▶ [Task to carry out]
Reproduce the records below in their entirety, character for character.

=== Dataset records ===

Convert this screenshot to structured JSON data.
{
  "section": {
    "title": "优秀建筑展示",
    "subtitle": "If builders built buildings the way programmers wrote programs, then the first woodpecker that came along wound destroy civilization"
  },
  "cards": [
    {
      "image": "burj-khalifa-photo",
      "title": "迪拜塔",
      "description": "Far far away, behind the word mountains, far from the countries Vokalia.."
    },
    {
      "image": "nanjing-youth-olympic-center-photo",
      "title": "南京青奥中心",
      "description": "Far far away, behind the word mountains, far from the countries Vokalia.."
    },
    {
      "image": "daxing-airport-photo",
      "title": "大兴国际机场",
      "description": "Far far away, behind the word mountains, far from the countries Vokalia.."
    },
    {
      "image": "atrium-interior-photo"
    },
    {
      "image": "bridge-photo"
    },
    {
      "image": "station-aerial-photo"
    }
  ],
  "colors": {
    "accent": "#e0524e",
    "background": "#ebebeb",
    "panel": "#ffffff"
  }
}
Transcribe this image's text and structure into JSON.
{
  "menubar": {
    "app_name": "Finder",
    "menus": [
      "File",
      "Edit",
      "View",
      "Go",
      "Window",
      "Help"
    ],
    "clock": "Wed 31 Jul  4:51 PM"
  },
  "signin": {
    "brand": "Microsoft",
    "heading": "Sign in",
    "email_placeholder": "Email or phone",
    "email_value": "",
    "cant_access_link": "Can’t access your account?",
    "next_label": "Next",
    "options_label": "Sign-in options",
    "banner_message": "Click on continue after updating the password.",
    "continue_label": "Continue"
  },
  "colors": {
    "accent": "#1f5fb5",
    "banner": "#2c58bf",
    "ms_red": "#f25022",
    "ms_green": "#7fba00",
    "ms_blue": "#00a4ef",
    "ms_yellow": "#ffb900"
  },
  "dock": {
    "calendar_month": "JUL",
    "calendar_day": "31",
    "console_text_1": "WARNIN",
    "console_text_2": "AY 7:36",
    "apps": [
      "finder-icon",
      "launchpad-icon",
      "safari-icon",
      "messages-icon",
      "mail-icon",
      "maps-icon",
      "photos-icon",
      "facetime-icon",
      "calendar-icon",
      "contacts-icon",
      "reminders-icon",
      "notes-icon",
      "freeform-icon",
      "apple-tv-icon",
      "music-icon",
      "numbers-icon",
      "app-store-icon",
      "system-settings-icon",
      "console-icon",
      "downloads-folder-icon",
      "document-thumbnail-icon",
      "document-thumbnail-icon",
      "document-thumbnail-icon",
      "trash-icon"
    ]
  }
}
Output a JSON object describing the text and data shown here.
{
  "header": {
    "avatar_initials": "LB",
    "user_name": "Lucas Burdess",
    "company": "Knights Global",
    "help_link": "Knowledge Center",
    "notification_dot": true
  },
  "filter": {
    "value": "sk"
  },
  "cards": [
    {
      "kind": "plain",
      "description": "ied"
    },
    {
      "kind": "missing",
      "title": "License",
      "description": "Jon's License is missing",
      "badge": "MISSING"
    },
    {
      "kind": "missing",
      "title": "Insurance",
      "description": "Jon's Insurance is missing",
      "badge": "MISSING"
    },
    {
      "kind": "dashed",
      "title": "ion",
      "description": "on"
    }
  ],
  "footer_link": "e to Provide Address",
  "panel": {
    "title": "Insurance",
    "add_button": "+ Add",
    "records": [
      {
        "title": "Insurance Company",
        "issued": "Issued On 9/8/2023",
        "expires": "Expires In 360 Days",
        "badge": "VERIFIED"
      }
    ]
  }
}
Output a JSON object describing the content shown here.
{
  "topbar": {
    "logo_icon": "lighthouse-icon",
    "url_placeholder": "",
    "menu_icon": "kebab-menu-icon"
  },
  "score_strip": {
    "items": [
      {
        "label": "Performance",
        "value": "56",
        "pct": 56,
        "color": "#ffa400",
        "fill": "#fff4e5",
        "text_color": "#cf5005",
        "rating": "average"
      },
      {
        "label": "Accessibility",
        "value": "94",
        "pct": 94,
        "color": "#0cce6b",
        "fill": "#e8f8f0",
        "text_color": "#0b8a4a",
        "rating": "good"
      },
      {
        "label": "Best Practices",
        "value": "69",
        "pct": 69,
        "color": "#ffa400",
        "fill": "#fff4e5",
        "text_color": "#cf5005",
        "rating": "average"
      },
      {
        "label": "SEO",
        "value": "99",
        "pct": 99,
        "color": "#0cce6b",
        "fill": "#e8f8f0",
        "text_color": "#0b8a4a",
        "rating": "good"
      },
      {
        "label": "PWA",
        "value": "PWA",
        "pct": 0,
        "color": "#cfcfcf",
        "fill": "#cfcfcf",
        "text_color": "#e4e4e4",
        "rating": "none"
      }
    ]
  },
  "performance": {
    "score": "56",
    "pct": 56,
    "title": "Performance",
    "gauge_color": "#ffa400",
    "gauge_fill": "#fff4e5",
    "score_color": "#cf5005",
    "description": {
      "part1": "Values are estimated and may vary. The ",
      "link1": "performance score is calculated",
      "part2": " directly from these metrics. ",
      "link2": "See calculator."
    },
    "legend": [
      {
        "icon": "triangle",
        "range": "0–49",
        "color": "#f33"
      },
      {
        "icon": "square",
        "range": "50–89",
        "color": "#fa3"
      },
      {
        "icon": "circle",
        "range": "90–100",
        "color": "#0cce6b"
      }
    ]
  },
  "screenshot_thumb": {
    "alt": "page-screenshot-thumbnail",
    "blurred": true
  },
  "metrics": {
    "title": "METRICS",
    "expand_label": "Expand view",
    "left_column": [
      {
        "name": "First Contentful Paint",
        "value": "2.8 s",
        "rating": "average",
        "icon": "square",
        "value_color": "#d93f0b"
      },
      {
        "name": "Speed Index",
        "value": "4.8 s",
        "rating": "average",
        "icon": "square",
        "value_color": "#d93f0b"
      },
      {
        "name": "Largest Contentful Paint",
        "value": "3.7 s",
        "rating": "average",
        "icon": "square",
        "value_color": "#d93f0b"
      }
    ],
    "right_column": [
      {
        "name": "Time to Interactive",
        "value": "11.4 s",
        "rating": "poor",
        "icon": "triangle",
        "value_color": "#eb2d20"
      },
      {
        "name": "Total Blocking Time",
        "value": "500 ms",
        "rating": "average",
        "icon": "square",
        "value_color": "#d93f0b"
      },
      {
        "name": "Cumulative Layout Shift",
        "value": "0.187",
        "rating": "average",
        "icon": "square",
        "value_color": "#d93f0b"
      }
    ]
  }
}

===

▶ [Task output]
Convert this screenshot to structured JSON data.
{
  "section": {
    "title": "优秀建筑展示",
    "subtitle": "If builders built buildings the way programmers wrote programs, then the first woodpecker that came along wound destroy civilization"
  },
  "cards": [
    {
      "image": "burj-khalifa-photo",
      "title": "迪拜塔",
      "description": "Far far away, behind the word mountains, far from the countries Vokalia.."
    },
    {
      "image": "nanjing-youth-olympic-center-photo",
      "title": "南京青奥中心",
      "description": "Far far away, behind the word mountains, far from the countries Vokalia.."
    },
    {
      "image": "daxing-airport-photo",
      "title": "大兴国际机场",
      "description": "Far far away, behind the word mountains, far from the countries Vokalia.."
    },
    {
      "image": "atrium-interior-photo"
    },
    {
      "image": "bridge-photo"
    },
    {
      "image": "station-aerial-photo"
    }
  ],
  "colors": {
    "accent": "#e0524e",
    "background": "#ebebeb",
    "panel": "#ffffff"
  }
}
Transcribe this image's text and structure into JSON.
{
  "menubar": {
    "app_name": "Finder",
    "menus": [
      "File",
      "Edit",
      "View",
      "Go",
      "Window",
      "Help"
    ],
    "clock": "Wed 31 Jul  4:51 PM"
  },
  "signin": {
    "brand": "Microsoft",
    "heading": "Sign in",
    "email_placeholder": "Email or phone",
    "email_value": "",
    "cant_access_link": "Can’t access your account?",
    "next_label": "Next",
    "options_label": "Sign-in options",
    "banner_message": "Click on continue after updating the password.",
    "continue_label": "Continue"
  },
  "colors": {
    "accent": "#1f5fb5",
    "banner": "#2c58bf",
    "ms_red": "#f25022",
    "ms_green": "#7fba00",
    "ms_blue": "#00a4ef",
    "ms_yellow": "#ffb900"
  },
  "dock": {
    "calendar_month": "JUL",
    "calendar_day": "31",
    "console_text_1": "WARNIN",
    "console_text_2": "AY 7:36",
    "apps": [
      "finder-icon",
      "launchpad-icon",
      "safari-icon",
      "messages-icon",
      "mail-icon",
      "maps-icon",
      "photos-icon",
      "facetime-icon",
      "calendar-icon",
      "contacts-icon",
      "reminders-icon",
      "notes-icon",
      "freeform-icon",
      "apple-tv-icon",
      "music-icon",
      "numbers-icon",
      "app-store-icon",
      "system-settings-icon",
      "console-icon",
      "downloads-folder-icon",
      "document-thumbnail-icon",
      "document-thumbnail-icon",
      "document-thumbnail-icon",
      "trash-icon"
    ]
  }
}
Output a JSON object describing the text and data shown here.
{
  "header": {
    "avatar_initials": "LB",
    "user_name": "Lucas Burdess",
    "company": "Knights Global",
    "help_link": "Knowledge Center",
    "notification_dot": true
  },
  "filter": {
    "value": "sk"
  },
  "cards": [
    {
      "kind": "plain",
      "description": "ied"
    },
    {
      "kind": "missing",
      "title": "License",
      "description": "Jon's License is missing",
      "badge": "MISSING"
    },
    {
      "kind": "missing",
      "title": "Insurance",
      "description": "Jon's Insurance is missing",
      "badge": "MISSING"
    },
    {
      "kind": "dashed",
      "title": "ion",
      "description": "on"
    }
  ],
  "footer_link": "e to Provide Address",
  "panel": {
    "title": "Insurance",
    "add_button": "+ Add",
    "records": [
      {
        "title": "Insurance Company",
        "issued": "Issued On 9/8/2023",
        "expires": "Expires In 360 Days",
        "badge": "VERIFIED"
      }
    ]
  }
}
Output a JSON object describing the content shown here.
{
  "topbar": {
    "logo_icon": "lighthouse-icon",
    "url_placeholder": "",
    "menu_icon": "kebab-menu-icon"
  },
  "score_strip": {
    "items": [
      {
        "label": "Performance",
        "value": "56",
        "pct": 56,
        "color": "#ffa400",
        "fill": "#fff4e5",
        "text_color": "#cf5005",
        "rating": "average"
      },
      {
        "label": "Accessibility",
        "value": "94",
        "pct": 94,
        "color": "#0cce6b",
        "fill": "#e8f8f0",
        "text_color": "#0b8a4a",
        "rating": "good"
      },
      {
        "label": "Best Practices",
        "value": "69",
        "pct": 69,
        "color": "#ffa400",
        "fill": "#fff4e5",
        "text_color": "#cf5005",
        "rating": "average"
      },
      {
        "label": "SEO",
        "value": "99",
        "pct": 99,
        "color": "#0cce6b",
        "fill": "#e8f8f0",
        "text_color": "#0b8a4a",
        "rating": "good"
      },
      {
        "label": "PWA",
        "value": "PWA",
        "pct": 0,
        "color": "#cfcfcf",
        "fill": "#cfcfcf",
        "text_color": "#e4e4e4",
        "rating": "none"
      }
    ]
  },
  "performance": {
    "score": "56",
    "pct": 56,
    "title": "Performance",
    "gauge_color": "#ffa400",
    "gauge_fill": "#fff4e5",
    "score_color": "#cf5005",
    "description": {
      "part1": "Values are estimated and may vary. The ",
      "link1": "performance score is calculated",
      "part2": " directly from these metrics. ",
      "link2": "See calculator."
    },
    "legend": [
      {
        "icon": "triangle",
        "range": "0–49",
        "color": "#f33"
      },
      {
        "icon": "square",
        "range": "50–89",
        "color": "#fa3"
      },
      {
        "icon": "circle",
        "range": "90–100",
        "color": "#0cce6b"
      }
    ]
  },
  "screenshot_thumb": {
    "alt": "page-screenshot-thumbnail",
    "blurred": true
  },
  "metrics": {
    "title": "METRICS",
    "expand_label": "Expand view",
    "left_column": [
      {
        "name": "First Contentful Paint",
        "value": "2.8 s",
        "rating": "average",
        "icon": "square",
        "value_color": "#d93f0b"
      },
      {
        "name": "Speed Index",
        "value": "4.8 s",
        "rating": "average",
        "icon": "square",
        "value_color": "#d93f0b"
      },
      {
        "name": "Largest Contentful Paint",
        "value": "3.7 s",
        "rating": "average",
        "icon": "square",
        "value_color": "#d93f0b"
      }
    ],
    "right_column": [
      {
        "name": "Time to Interactive",
        "value": "11.4 s",
        "rating": "poor",
        "icon": "triangle",
        "value_color": "#eb2d20"
      },
      {
        "name": "Total Blocking Time",
        "value": "500 ms",
        "rating": "average",
        "icon": "square",
        "value_color": "#d93f0b"
      },
      {
        "name": "Cumulative Layout Shift",
        "value": "0.187",
        "rating": "average",
        "icon": "square",
        "value_color": "#d93f0b"
      }
    ]
  }
}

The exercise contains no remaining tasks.